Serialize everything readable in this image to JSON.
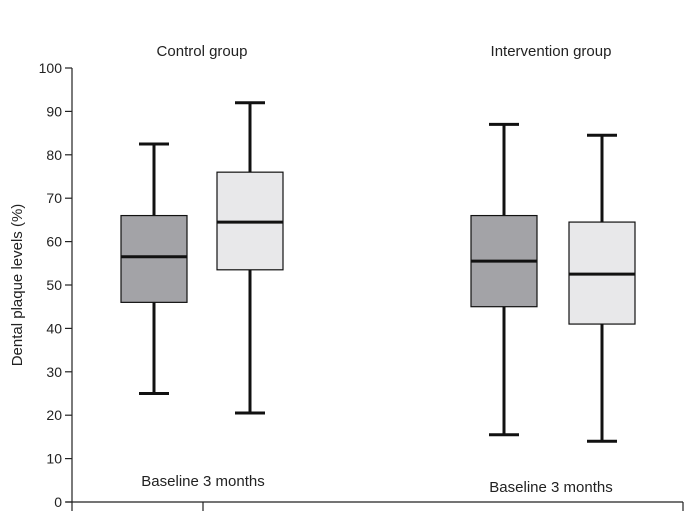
{
  "chart_data": {
    "type": "boxplot",
    "ylabel": "Dental plaque levels (%)",
    "ylim": [
      0,
      100
    ],
    "yticks": [
      0,
      10,
      20,
      30,
      40,
      50,
      60,
      70,
      80,
      90,
      100
    ],
    "groups": [
      {
        "title": "Control group",
        "note": "Baseline 3 months",
        "boxes": [
          {
            "name": "Baseline",
            "min": 25,
            "q1": 46,
            "median": 56.5,
            "q3": 66,
            "max": 82.5,
            "color": "#a3a3a7"
          },
          {
            "name": "3 months",
            "min": 20.5,
            "q1": 53.5,
            "median": 64.5,
            "q3": 76,
            "max": 92,
            "color": "#e8e8ea"
          }
        ]
      },
      {
        "title": "Intervention group",
        "note": "Baseline 3 months",
        "boxes": [
          {
            "name": "Baseline",
            "min": 15.5,
            "q1": 45,
            "median": 55.5,
            "q3": 66,
            "max": 87,
            "color": "#a3a3a7"
          },
          {
            "name": "3 months",
            "min": 14,
            "q1": 41,
            "median": 52.5,
            "q3": 64.5,
            "max": 84.5,
            "color": "#e8e8ea"
          }
        ]
      }
    ],
    "colors": {
      "axis": "#222222",
      "stroke": "#111111"
    }
  }
}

══════

__PROBLEM__:
Leaving out the pictures, repeat the data above exactly.

__ANSWER TO THIS PROBLEM__:
Serialize everything readable in this image to JSON.
{
  "chart_data": {
    "type": "boxplot",
    "ylabel": "Dental plaque levels (%)",
    "ylim": [
      0,
      100
    ],
    "yticks": [
      0,
      10,
      20,
      30,
      40,
      50,
      60,
      70,
      80,
      90,
      100
    ],
    "groups": [
      {
        "title": "Control group",
        "note": "Baseline 3 months",
        "boxes": [
          {
            "name": "Baseline",
            "min": 25,
            "q1": 46,
            "median": 56.5,
            "q3": 66,
            "max": 82.5,
            "color": "#a3a3a7"
          },
          {
            "name": "3 months",
            "min": 20.5,
            "q1": 53.5,
            "median": 64.5,
            "q3": 76,
            "max": 92,
            "color": "#e8e8ea"
          }
        ]
      },
      {
        "title": "Intervention group",
        "note": "Baseline 3 months",
        "boxes": [
          {
            "name": "Baseline",
            "min": 15.5,
            "q1": 45,
            "median": 55.5,
            "q3": 66,
            "max": 87,
            "color": "#a3a3a7"
          },
          {
            "name": "3 months",
            "min": 14,
            "q1": 41,
            "median": 52.5,
            "q3": 64.5,
            "max": 84.5,
            "color": "#e8e8ea"
          }
        ]
      }
    ],
    "colors": {
      "axis": "#222222",
      "stroke": "#111111"
    }
  }
}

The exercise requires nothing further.